◆ To do
Write out the whole of the material exactly.

--- BEGIN Record list ---

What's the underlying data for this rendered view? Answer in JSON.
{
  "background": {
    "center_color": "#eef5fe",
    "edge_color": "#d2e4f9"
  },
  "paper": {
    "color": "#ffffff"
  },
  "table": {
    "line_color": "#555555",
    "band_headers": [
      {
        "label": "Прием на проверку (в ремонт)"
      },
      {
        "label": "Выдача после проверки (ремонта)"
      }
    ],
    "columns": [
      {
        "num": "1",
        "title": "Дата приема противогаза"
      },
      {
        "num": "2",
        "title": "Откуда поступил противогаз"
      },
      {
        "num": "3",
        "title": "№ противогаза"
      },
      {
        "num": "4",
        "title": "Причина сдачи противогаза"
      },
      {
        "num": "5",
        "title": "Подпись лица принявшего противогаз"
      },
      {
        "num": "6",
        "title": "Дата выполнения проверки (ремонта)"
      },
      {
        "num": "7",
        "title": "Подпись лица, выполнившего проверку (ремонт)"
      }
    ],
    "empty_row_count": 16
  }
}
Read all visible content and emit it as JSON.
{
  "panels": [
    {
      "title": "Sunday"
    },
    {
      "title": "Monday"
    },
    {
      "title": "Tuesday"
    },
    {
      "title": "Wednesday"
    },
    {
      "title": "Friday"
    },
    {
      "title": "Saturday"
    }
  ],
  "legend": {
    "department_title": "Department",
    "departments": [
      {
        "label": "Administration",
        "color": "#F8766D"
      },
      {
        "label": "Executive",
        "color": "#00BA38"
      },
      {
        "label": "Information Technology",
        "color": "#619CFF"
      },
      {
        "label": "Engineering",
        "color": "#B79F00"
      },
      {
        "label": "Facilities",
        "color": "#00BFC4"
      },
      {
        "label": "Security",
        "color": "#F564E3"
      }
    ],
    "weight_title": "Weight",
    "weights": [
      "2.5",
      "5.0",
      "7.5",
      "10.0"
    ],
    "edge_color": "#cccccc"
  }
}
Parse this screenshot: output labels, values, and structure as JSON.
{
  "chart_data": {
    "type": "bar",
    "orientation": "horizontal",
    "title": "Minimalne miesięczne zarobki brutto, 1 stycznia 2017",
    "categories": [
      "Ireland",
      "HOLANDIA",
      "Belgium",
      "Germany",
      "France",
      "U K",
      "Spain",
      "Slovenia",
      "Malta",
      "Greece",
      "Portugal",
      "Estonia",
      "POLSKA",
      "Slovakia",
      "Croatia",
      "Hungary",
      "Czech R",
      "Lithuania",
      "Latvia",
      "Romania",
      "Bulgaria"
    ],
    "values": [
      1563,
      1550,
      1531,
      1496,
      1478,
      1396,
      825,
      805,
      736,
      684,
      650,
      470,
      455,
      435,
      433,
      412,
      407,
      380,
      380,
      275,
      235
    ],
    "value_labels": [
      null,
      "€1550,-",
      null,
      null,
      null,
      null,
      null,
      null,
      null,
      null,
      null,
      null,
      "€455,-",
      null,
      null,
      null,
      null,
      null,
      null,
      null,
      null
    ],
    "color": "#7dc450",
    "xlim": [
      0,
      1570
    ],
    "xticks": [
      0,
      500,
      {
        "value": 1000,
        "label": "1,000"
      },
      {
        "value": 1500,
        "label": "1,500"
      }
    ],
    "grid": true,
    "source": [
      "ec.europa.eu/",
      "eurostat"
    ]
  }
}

--- END Record list ---

◆ Result for this exercise
What's the underlying data for this rendered view? Answer in JSON.
{
  "background": {
    "center_color": "#eef5fe",
    "edge_color": "#d2e4f9"
  },
  "paper": {
    "color": "#ffffff"
  },
  "table": {
    "line_color": "#555555",
    "band_headers": [
      {
        "label": "Прием на проверку (в ремонт)"
      },
      {
        "label": "Выдача после проверки (ремонта)"
      }
    ],
    "columns": [
      {
        "num": "1",
        "title": "Дата приема противогаза"
      },
      {
        "num": "2",
        "title": "Откуда поступил противогаз"
      },
      {
        "num": "3",
        "title": "№ противогаза"
      },
      {
        "num": "4",
        "title": "Причина сдачи противогаза"
      },
      {
        "num": "5",
        "title": "Подпись лица принявшего противогаз"
      },
      {
        "num": "6",
        "title": "Дата выполнения проверки (ремонта)"
      },
      {
        "num": "7",
        "title": "Подпись лица, выполнившего проверку (ремонт)"
      }
    ],
    "empty_row_count": 16
  }
}
Read all visible content and emit it as JSON.
{
  "panels": [
    {
      "title": "Sunday"
    },
    {
      "title": "Monday"
    },
    {
      "title": "Tuesday"
    },
    {
      "title": "Wednesday"
    },
    {
      "title": "Friday"
    },
    {
      "title": "Saturday"
    }
  ],
  "legend": {
    "department_title": "Department",
    "departments": [
      {
        "label": "Administration",
        "color": "#F8766D"
      },
      {
        "label": "Executive",
        "color": "#00BA38"
      },
      {
        "label": "Information Technology",
        "color": "#619CFF"
      },
      {
        "label": "Engineering",
        "color": "#B79F00"
      },
      {
        "label": "Facilities",
        "color": "#00BFC4"
      },
      {
        "label": "Security",
        "color": "#F564E3"
      }
    ],
    "weight_title": "Weight",
    "weights": [
      "2.5",
      "5.0",
      "7.5",
      "10.0"
    ],
    "edge_color": "#cccccc"
  }
}
Parse this screenshot: output labels, values, and structure as JSON.
{
  "chart_data": {
    "type": "bar",
    "orientation": "horizontal",
    "title": "Minimalne miesięczne zarobki brutto, 1 stycznia 2017",
    "categories": [
      "Ireland",
      "HOLANDIA",
      "Belgium",
      "Germany",
      "France",
      "U K",
      "Spain",
      "Slovenia",
      "Malta",
      "Greece",
      "Portugal",
      "Estonia",
      "POLSKA",
      "Slovakia",
      "Croatia",
      "Hungary",
      "Czech R",
      "Lithuania",
      "Latvia",
      "Romania",
      "Bulgaria"
    ],
    "values": [
      1563,
      1550,
      1531,
      1496,
      1478,
      1396,
      825,
      805,
      736,
      684,
      650,
      470,
      455,
      435,
      433,
      412,
      407,
      380,
      380,
      275,
      235
    ],
    "value_labels": [
      null,
      "€1550,-",
      null,
      null,
      null,
      null,
      null,
      null,
      null,
      null,
      null,
      null,
      "€455,-",
      null,
      null,
      null,
      null,
      null,
      null,
      null,
      null
    ],
    "color": "#7dc450",
    "xlim": [
      0,
      1570
    ],
    "xticks": [
      0,
      500,
      {
        "value": 1000,
        "label": "1,000"
      },
      {
        "value": 1500,
        "label": "1,500"
      }
    ],
    "grid": true,
    "source": [
      "ec.europa.eu/",
      "eurostat"
    ]
  }
}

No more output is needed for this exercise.